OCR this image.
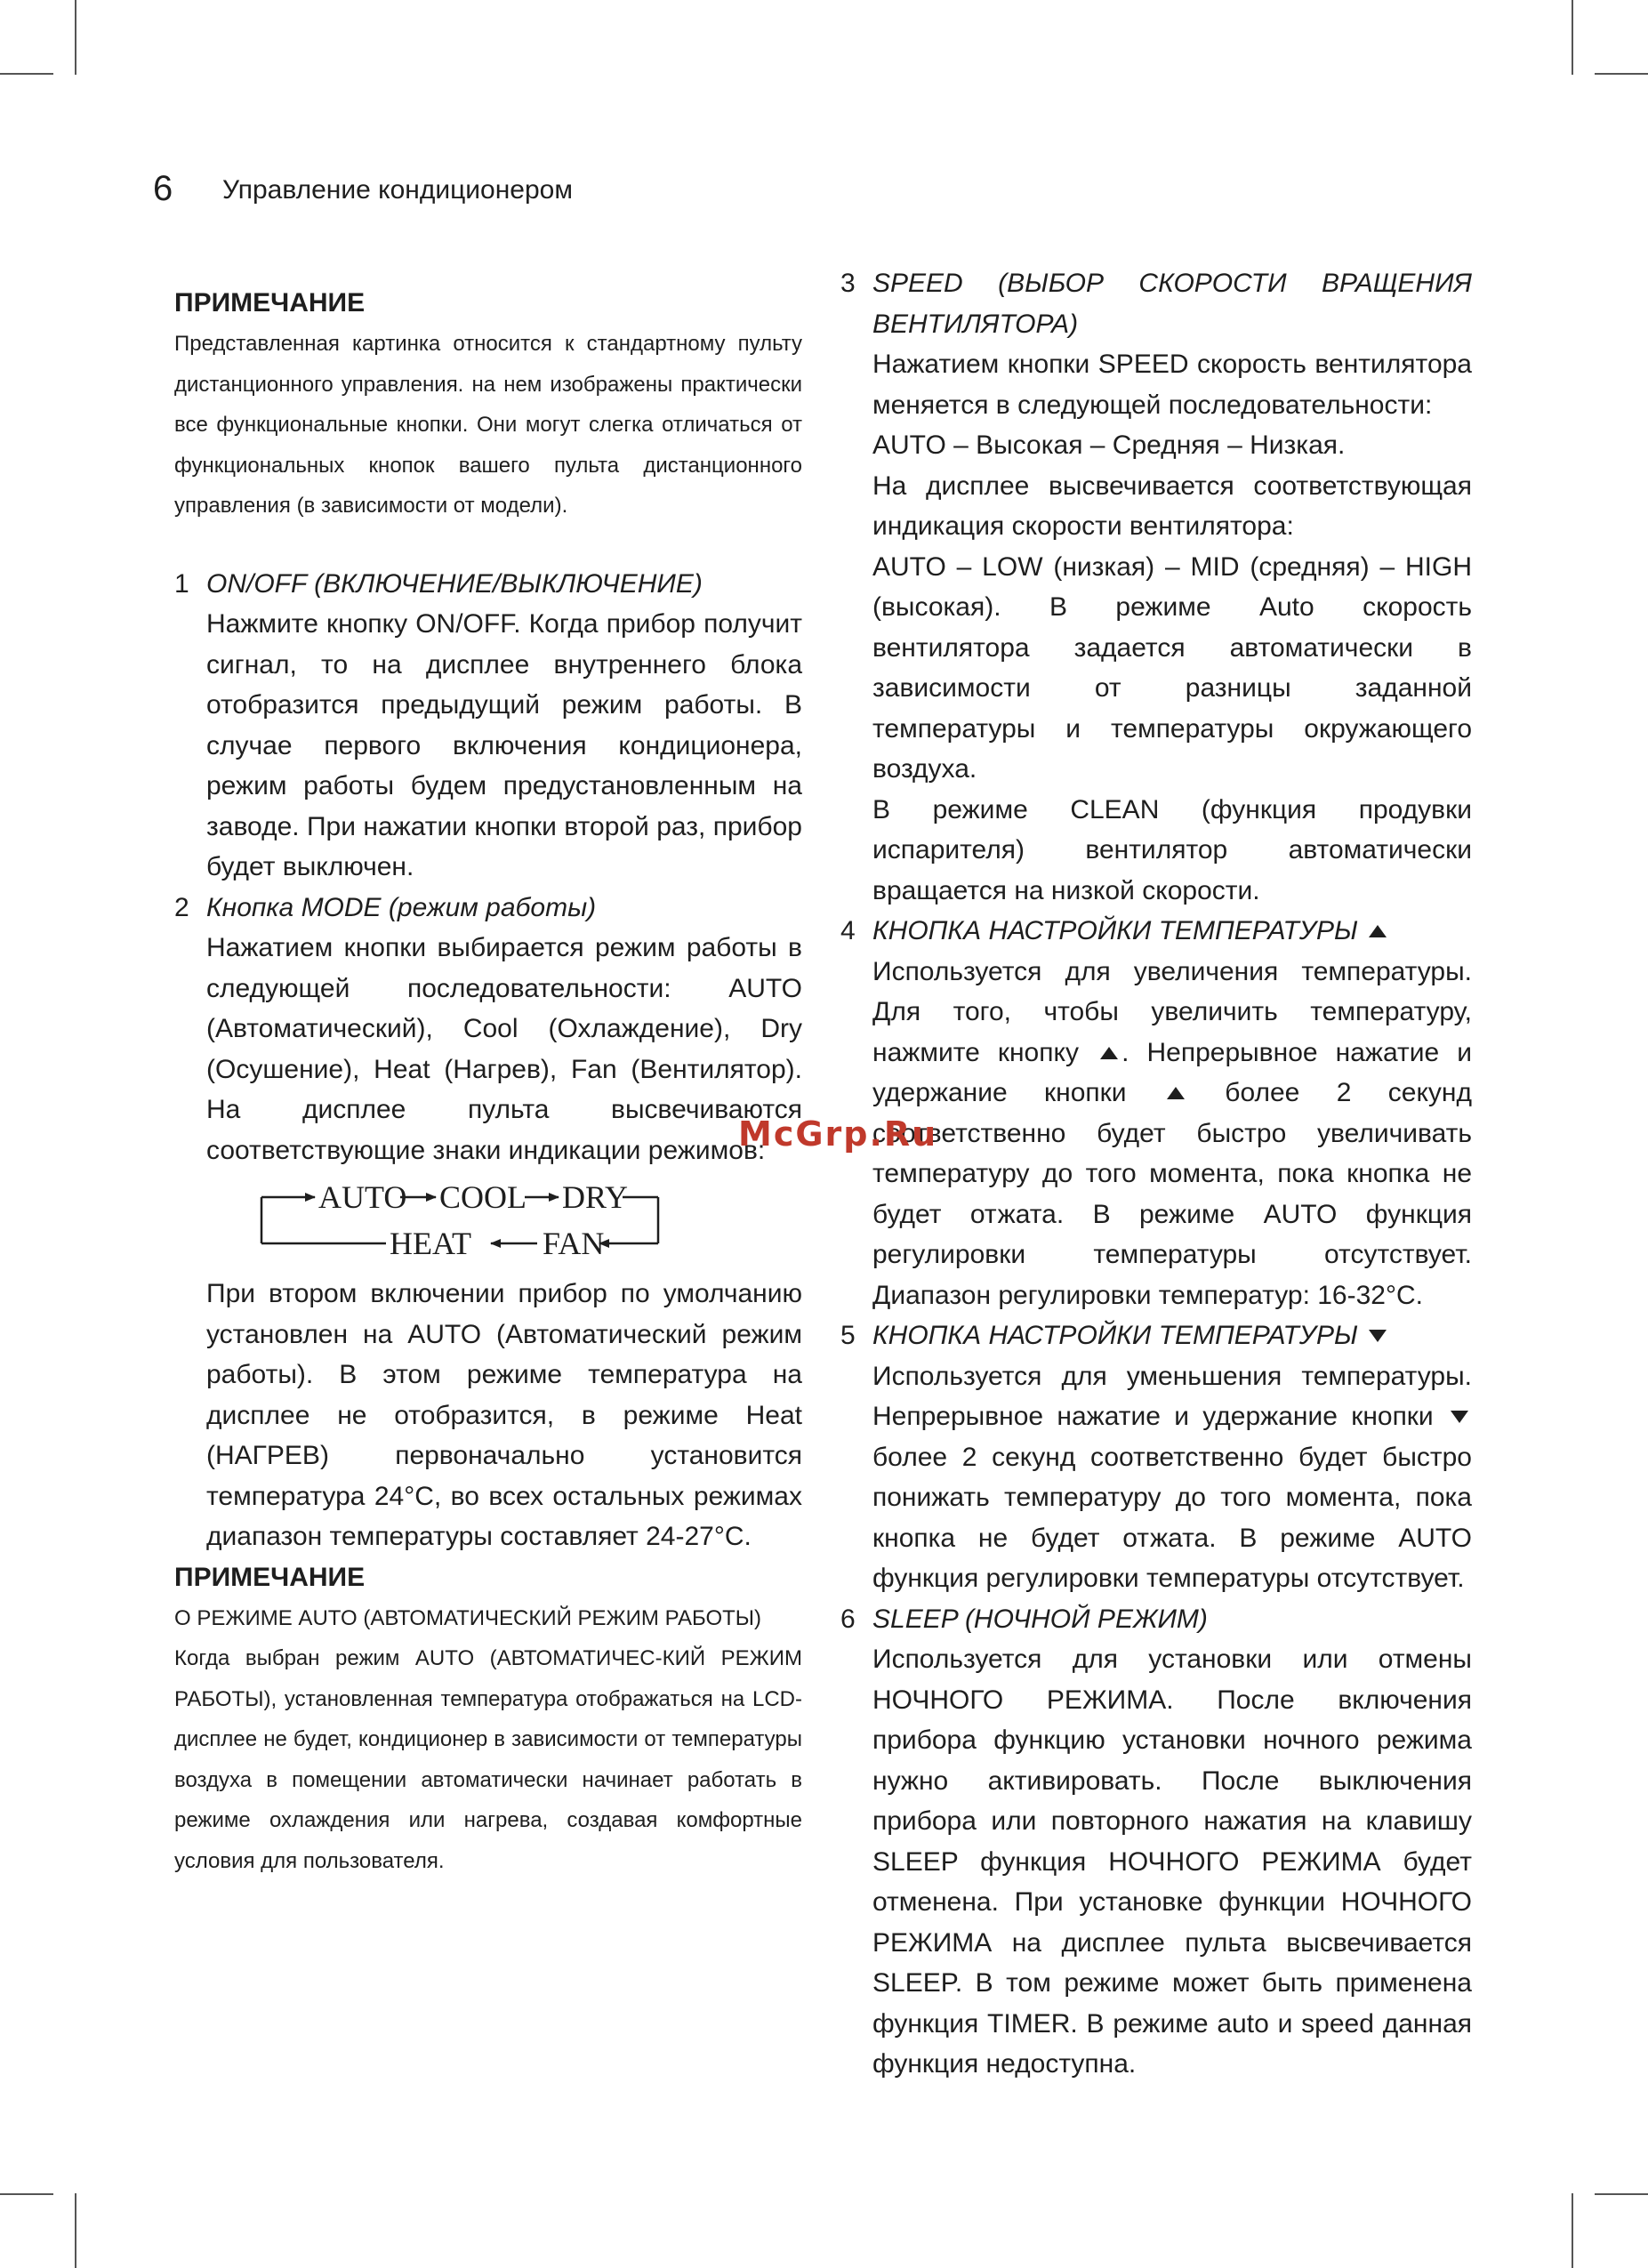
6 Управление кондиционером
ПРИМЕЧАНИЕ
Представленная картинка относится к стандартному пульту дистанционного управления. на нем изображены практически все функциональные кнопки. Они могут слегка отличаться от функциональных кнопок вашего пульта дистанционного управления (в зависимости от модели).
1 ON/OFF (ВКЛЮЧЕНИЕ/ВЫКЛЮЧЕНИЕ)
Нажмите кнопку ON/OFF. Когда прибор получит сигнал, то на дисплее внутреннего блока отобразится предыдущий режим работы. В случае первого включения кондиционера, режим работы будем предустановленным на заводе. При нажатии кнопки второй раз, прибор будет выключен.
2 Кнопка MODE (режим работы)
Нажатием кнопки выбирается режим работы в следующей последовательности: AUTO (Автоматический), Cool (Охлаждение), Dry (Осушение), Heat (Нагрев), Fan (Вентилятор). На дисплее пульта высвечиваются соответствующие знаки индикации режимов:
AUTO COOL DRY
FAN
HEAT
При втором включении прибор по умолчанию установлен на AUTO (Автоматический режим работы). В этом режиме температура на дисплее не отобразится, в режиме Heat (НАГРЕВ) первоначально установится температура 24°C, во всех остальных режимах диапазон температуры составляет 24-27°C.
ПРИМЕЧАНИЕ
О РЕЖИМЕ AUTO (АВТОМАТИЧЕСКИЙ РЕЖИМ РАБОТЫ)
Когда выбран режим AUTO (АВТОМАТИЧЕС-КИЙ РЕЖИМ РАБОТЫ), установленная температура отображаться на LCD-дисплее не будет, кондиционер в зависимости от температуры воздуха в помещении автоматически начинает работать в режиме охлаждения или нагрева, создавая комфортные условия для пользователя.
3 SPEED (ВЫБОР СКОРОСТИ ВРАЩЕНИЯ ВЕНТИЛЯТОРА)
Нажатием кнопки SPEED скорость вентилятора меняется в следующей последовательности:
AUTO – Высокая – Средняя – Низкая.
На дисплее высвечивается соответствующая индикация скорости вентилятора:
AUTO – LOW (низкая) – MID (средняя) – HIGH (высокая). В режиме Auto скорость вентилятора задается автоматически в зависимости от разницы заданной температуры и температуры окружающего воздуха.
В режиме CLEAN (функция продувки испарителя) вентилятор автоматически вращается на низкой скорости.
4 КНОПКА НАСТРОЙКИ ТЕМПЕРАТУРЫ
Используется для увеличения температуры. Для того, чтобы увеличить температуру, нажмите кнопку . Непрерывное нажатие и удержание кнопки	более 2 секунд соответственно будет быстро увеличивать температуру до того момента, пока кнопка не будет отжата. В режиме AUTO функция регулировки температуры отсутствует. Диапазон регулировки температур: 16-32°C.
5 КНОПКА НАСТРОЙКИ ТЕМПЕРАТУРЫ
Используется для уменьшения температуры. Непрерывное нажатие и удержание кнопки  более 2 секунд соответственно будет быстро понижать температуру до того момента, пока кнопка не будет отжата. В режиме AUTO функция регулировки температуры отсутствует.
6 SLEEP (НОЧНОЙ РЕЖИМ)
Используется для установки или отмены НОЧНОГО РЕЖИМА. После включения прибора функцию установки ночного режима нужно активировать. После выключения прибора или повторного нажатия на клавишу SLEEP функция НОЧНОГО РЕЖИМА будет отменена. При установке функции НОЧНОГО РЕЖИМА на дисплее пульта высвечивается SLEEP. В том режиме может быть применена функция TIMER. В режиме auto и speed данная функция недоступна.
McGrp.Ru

...

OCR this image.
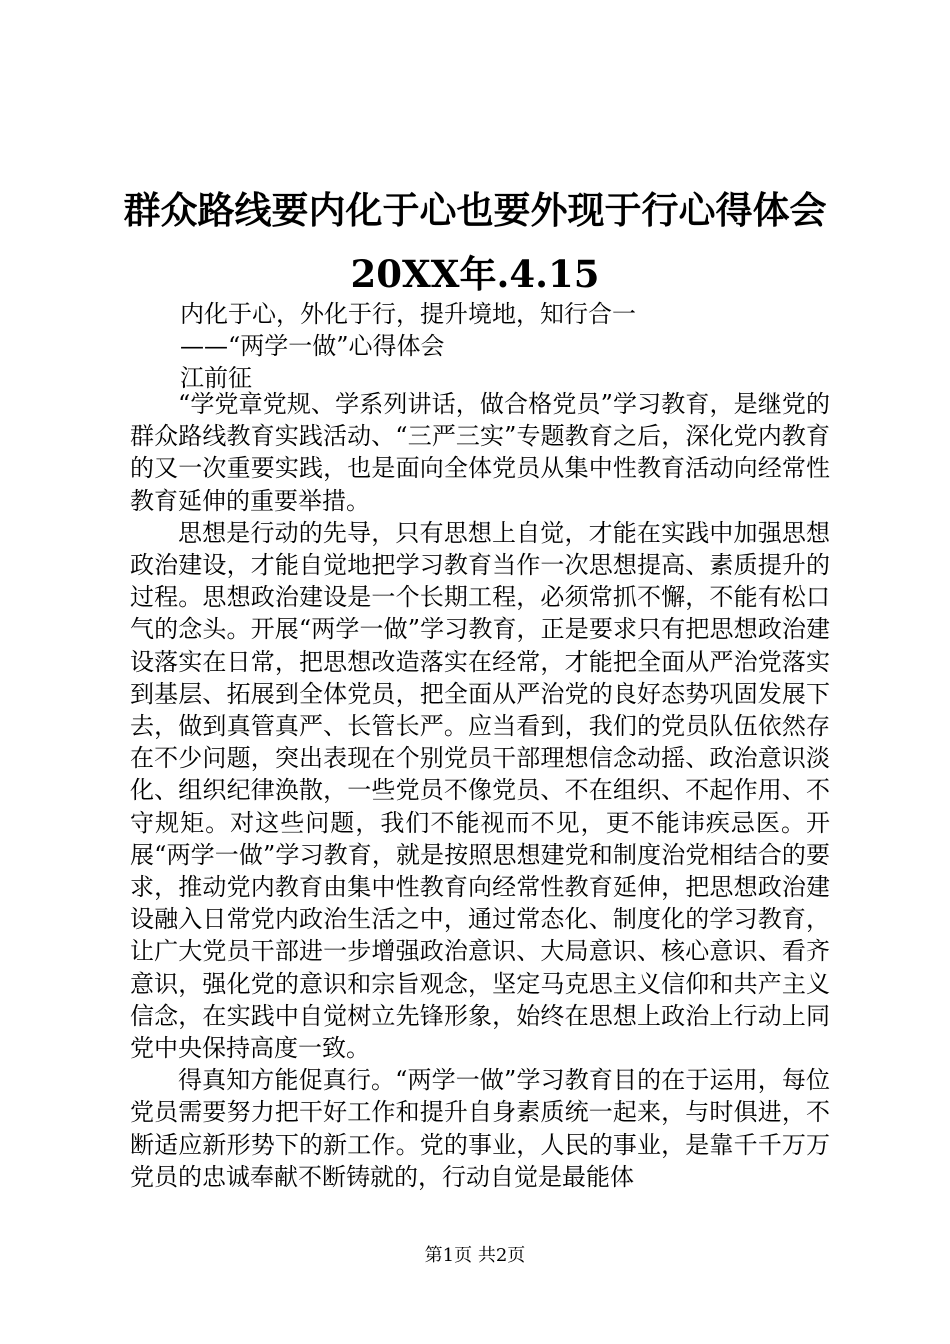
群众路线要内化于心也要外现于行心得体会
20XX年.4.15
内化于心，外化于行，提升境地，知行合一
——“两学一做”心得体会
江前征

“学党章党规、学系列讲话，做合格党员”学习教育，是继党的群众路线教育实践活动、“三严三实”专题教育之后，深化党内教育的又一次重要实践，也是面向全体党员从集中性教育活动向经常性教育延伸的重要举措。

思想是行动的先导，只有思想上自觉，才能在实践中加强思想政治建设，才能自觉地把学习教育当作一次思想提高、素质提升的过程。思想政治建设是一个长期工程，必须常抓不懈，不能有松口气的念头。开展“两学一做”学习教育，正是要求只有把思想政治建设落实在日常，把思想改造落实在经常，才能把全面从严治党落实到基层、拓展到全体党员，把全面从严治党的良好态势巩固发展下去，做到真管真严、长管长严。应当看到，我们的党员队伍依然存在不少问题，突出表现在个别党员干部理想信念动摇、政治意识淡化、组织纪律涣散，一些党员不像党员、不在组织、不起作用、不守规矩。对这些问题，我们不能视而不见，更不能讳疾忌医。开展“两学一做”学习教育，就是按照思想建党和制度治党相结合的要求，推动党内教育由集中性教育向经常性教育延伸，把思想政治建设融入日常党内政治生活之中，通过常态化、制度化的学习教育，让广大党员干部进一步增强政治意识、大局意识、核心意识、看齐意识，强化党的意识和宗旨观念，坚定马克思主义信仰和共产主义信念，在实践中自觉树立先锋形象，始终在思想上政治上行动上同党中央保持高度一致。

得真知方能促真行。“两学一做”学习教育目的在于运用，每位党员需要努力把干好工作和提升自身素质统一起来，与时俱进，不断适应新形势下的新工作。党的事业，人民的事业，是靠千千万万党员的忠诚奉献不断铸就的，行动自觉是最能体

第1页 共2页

◆ Problem details: In the lines above, find each one with "НАСТРОЙКИ" and list it.

◆ The reply:
4 КНОПКА НАСТРОЙКИ ТЕМПЕРАТУРЫ
5 КНОПКА НАСТРОЙКИ ТЕМПЕРАТУРЫ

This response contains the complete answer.